DATA ROWS —
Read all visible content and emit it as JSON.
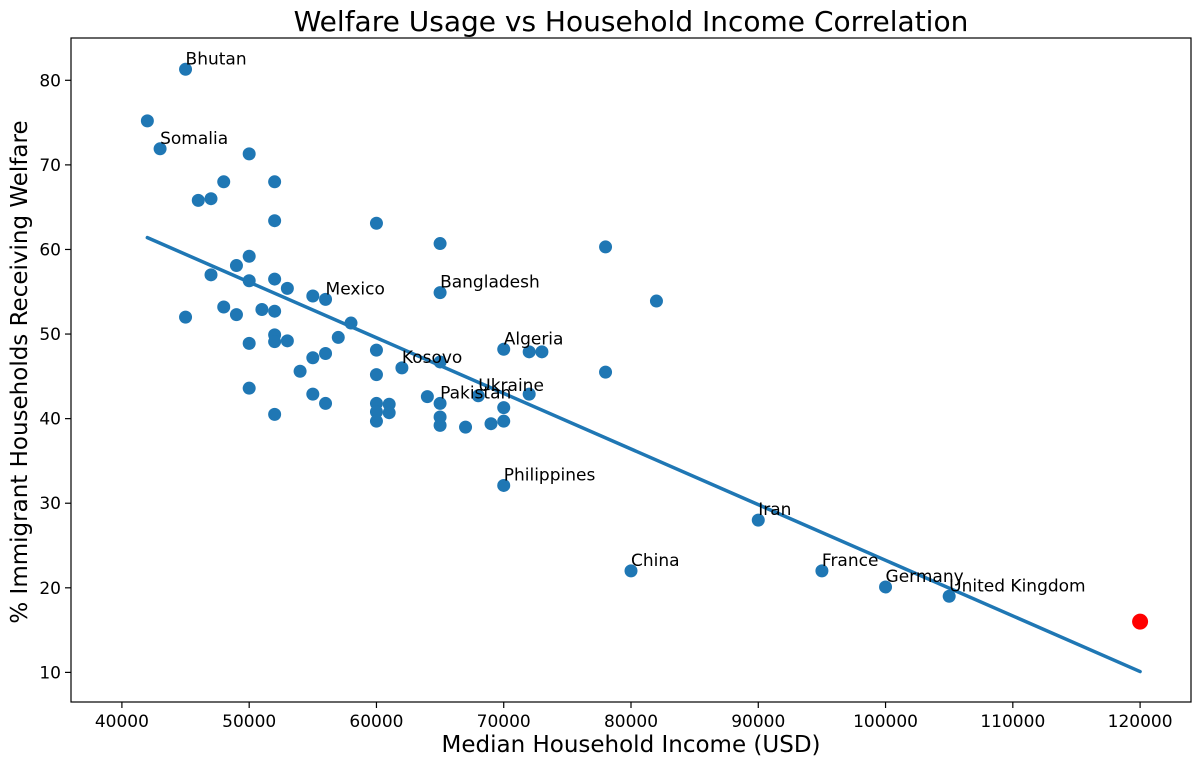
{
  "chart_data": {
    "type": "scatter",
    "title": "Welfare Usage vs Household Income Correlation",
    "xlabel": "Median Household Income (USD)",
    "ylabel": "% Immigrant Households Receiving Welfare",
    "xlim": [
      36000,
      124000
    ],
    "ylim": [
      6.5,
      85
    ],
    "xticks": [
      40000,
      50000,
      60000,
      70000,
      80000,
      90000,
      100000,
      110000,
      120000
    ],
    "yticks": [
      10,
      20,
      30,
      40,
      50,
      60,
      70,
      80
    ],
    "grid": false,
    "series_color": "#1f77b4",
    "highlight_color": "#ff0000",
    "points": [
      {
        "x": 45000,
        "y": 81.3,
        "label": "Bhutan"
      },
      {
        "x": 42000,
        "y": 75.2,
        "label": ""
      },
      {
        "x": 43000,
        "y": 71.9,
        "label": "Somalia"
      },
      {
        "x": 50000,
        "y": 71.3,
        "label": ""
      },
      {
        "x": 48000,
        "y": 68.0,
        "label": ""
      },
      {
        "x": 52000,
        "y": 68.0,
        "label": ""
      },
      {
        "x": 46000,
        "y": 65.8,
        "label": ""
      },
      {
        "x": 47000,
        "y": 66.0,
        "label": ""
      },
      {
        "x": 52000,
        "y": 63.4,
        "label": ""
      },
      {
        "x": 60000,
        "y": 63.1,
        "label": ""
      },
      {
        "x": 65000,
        "y": 60.7,
        "label": ""
      },
      {
        "x": 78000,
        "y": 60.3,
        "label": ""
      },
      {
        "x": 50000,
        "y": 59.2,
        "label": ""
      },
      {
        "x": 49000,
        "y": 58.1,
        "label": ""
      },
      {
        "x": 47000,
        "y": 57.0,
        "label": ""
      },
      {
        "x": 50000,
        "y": 56.3,
        "label": ""
      },
      {
        "x": 52000,
        "y": 56.5,
        "label": ""
      },
      {
        "x": 53000,
        "y": 55.4,
        "label": ""
      },
      {
        "x": 55000,
        "y": 54.5,
        "label": ""
      },
      {
        "x": 56000,
        "y": 54.1,
        "label": "Mexico"
      },
      {
        "x": 65000,
        "y": 54.9,
        "label": "Bangladesh"
      },
      {
        "x": 82000,
        "y": 53.9,
        "label": ""
      },
      {
        "x": 48000,
        "y": 53.2,
        "label": ""
      },
      {
        "x": 51000,
        "y": 52.9,
        "label": ""
      },
      {
        "x": 52000,
        "y": 52.7,
        "label": ""
      },
      {
        "x": 49000,
        "y": 52.3,
        "label": ""
      },
      {
        "x": 45000,
        "y": 52.0,
        "label": ""
      },
      {
        "x": 58000,
        "y": 51.3,
        "label": ""
      },
      {
        "x": 52000,
        "y": 49.9,
        "label": ""
      },
      {
        "x": 57000,
        "y": 49.6,
        "label": ""
      },
      {
        "x": 52000,
        "y": 49.1,
        "label": ""
      },
      {
        "x": 53000,
        "y": 49.2,
        "label": ""
      },
      {
        "x": 50000,
        "y": 48.9,
        "label": ""
      },
      {
        "x": 60000,
        "y": 48.1,
        "label": ""
      },
      {
        "x": 70000,
        "y": 48.2,
        "label": "Algeria"
      },
      {
        "x": 72000,
        "y": 47.9,
        "label": ""
      },
      {
        "x": 73000,
        "y": 47.9,
        "label": ""
      },
      {
        "x": 56000,
        "y": 47.7,
        "label": ""
      },
      {
        "x": 55000,
        "y": 47.2,
        "label": ""
      },
      {
        "x": 65000,
        "y": 46.7,
        "label": ""
      },
      {
        "x": 62000,
        "y": 46.0,
        "label": "Kosovo"
      },
      {
        "x": 54000,
        "y": 45.6,
        "label": ""
      },
      {
        "x": 60000,
        "y": 45.2,
        "label": ""
      },
      {
        "x": 78000,
        "y": 45.5,
        "label": ""
      },
      {
        "x": 50000,
        "y": 43.6,
        "label": ""
      },
      {
        "x": 55000,
        "y": 42.9,
        "label": ""
      },
      {
        "x": 64000,
        "y": 42.6,
        "label": ""
      },
      {
        "x": 68000,
        "y": 42.7,
        "label": "Ukraine"
      },
      {
        "x": 72000,
        "y": 42.9,
        "label": ""
      },
      {
        "x": 56000,
        "y": 41.8,
        "label": ""
      },
      {
        "x": 60000,
        "y": 41.8,
        "label": ""
      },
      {
        "x": 61000,
        "y": 41.7,
        "label": ""
      },
      {
        "x": 65000,
        "y": 41.8,
        "label": "Pakistan"
      },
      {
        "x": 70000,
        "y": 41.3,
        "label": ""
      },
      {
        "x": 60000,
        "y": 40.8,
        "label": ""
      },
      {
        "x": 61000,
        "y": 40.7,
        "label": ""
      },
      {
        "x": 52000,
        "y": 40.5,
        "label": ""
      },
      {
        "x": 65000,
        "y": 40.2,
        "label": ""
      },
      {
        "x": 60000,
        "y": 39.7,
        "label": ""
      },
      {
        "x": 70000,
        "y": 39.7,
        "label": ""
      },
      {
        "x": 69000,
        "y": 39.4,
        "label": ""
      },
      {
        "x": 65000,
        "y": 39.2,
        "label": ""
      },
      {
        "x": 67000,
        "y": 39.0,
        "label": ""
      },
      {
        "x": 70000,
        "y": 32.1,
        "label": "Philippines"
      },
      {
        "x": 90000,
        "y": 28.0,
        "label": "Iran"
      },
      {
        "x": 80000,
        "y": 22.0,
        "label": "China"
      },
      {
        "x": 95000,
        "y": 22.0,
        "label": "France"
      },
      {
        "x": 100000,
        "y": 20.1,
        "label": "Germany"
      },
      {
        "x": 105000,
        "y": 19.0,
        "label": "United Kingdom"
      }
    ],
    "highlight_point": {
      "x": 120000,
      "y": 16.0
    },
    "trend_line": {
      "x": [
        42000,
        120000
      ],
      "y": [
        61.4,
        10.1
      ]
    }
  }
}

JOB — Track down the lines that include the word "Welfare" and copy them.

EXERCISE RESULT —
    "title": "Welfare Usage vs Household Income Correlation",
    "ylabel": "% Immigrant Households Receiving Welfare",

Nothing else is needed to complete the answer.